Reproduce all of the data that follows, character for character.

>> BEGIN

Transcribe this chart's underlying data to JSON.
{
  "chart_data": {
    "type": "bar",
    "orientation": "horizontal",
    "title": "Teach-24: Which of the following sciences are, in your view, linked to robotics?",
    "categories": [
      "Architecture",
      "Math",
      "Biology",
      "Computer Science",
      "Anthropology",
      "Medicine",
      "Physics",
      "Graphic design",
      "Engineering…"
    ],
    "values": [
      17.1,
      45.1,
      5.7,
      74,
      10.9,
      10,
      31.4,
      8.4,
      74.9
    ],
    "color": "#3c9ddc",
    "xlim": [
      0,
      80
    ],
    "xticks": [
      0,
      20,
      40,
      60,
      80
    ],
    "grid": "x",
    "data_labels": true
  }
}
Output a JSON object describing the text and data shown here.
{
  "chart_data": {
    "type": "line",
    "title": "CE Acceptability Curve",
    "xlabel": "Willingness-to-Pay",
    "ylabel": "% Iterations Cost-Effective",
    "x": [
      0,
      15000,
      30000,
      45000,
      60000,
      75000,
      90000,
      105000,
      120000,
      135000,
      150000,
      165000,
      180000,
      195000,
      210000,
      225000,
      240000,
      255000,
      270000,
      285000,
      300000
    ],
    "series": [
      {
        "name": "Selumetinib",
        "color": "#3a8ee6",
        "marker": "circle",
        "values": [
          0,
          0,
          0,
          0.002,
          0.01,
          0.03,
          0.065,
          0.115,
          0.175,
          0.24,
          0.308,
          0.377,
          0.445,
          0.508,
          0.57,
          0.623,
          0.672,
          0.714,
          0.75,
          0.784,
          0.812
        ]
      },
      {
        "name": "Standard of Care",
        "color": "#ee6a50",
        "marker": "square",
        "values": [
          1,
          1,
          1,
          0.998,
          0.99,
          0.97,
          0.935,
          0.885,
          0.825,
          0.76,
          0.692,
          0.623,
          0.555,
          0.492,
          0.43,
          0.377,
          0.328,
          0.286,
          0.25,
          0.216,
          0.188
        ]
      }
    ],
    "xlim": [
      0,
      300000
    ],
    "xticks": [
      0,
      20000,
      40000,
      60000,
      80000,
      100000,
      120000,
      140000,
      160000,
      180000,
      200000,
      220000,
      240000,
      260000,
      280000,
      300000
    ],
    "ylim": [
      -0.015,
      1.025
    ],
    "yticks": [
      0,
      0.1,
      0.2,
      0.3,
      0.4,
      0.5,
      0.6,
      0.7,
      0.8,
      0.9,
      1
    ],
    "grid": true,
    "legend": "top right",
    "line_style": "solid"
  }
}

>> END

* The solution
Transcribe this chart's underlying data to JSON.
{
  "chart_data": {
    "type": "bar",
    "orientation": "horizontal",
    "title": "Teach-24: Which of the following sciences are, in your view, linked to robotics?",
    "categories": [
      "Architecture",
      "Math",
      "Biology",
      "Computer Science",
      "Anthropology",
      "Medicine",
      "Physics",
      "Graphic design",
      "Engineering…"
    ],
    "values": [
      17.1,
      45.1,
      5.7,
      74,
      10.9,
      10,
      31.4,
      8.4,
      74.9
    ],
    "color": "#3c9ddc",
    "xlim": [
      0,
      80
    ],
    "xticks": [
      0,
      20,
      40,
      60,
      80
    ],
    "grid": "x",
    "data_labels": true
  }
}
Output a JSON object describing the text and data shown here.
{
  "chart_data": {
    "type": "line",
    "title": "CE Acceptability Curve",
    "xlabel": "Willingness-to-Pay",
    "ylabel": "% Iterations Cost-Effective",
    "x": [
      0,
      15000,
      30000,
      45000,
      60000,
      75000,
      90000,
      105000,
      120000,
      135000,
      150000,
      165000,
      180000,
      195000,
      210000,
      225000,
      240000,
      255000,
      270000,
      285000,
      300000
    ],
    "series": [
      {
        "name": "Selumetinib",
        "color": "#3a8ee6",
        "marker": "circle",
        "values": [
          0,
          0,
          0,
          0.002,
          0.01,
          0.03,
          0.065,
          0.115,
          0.175,
          0.24,
          0.308,
          0.377,
          0.445,
          0.508,
          0.57,
          0.623,
          0.672,
          0.714,
          0.75,
          0.784,
          0.812
        ]
      },
      {
        "name": "Standard of Care",
        "color": "#ee6a50",
        "marker": "square",
        "values": [
          1,
          1,
          1,
          0.998,
          0.99,
          0.97,
          0.935,
          0.885,
          0.825,
          0.76,
          0.692,
          0.623,
          0.555,
          0.492,
          0.43,
          0.377,
          0.328,
          0.286,
          0.25,
          0.216,
          0.188
        ]
      }
    ],
    "xlim": [
      0,
      300000
    ],
    "xticks": [
      0,
      20000,
      40000,
      60000,
      80000,
      100000,
      120000,
      140000,
      160000,
      180000,
      200000,
      220000,
      240000,
      260000,
      280000,
      300000
    ],
    "ylim": [
      -0.015,
      1.025
    ],
    "yticks": [
      0,
      0.1,
      0.2,
      0.3,
      0.4,
      0.5,
      0.6,
      0.7,
      0.8,
      0.9,
      1
    ],
    "grid": true,
    "legend": "top right",
    "line_style": "solid"
  }
}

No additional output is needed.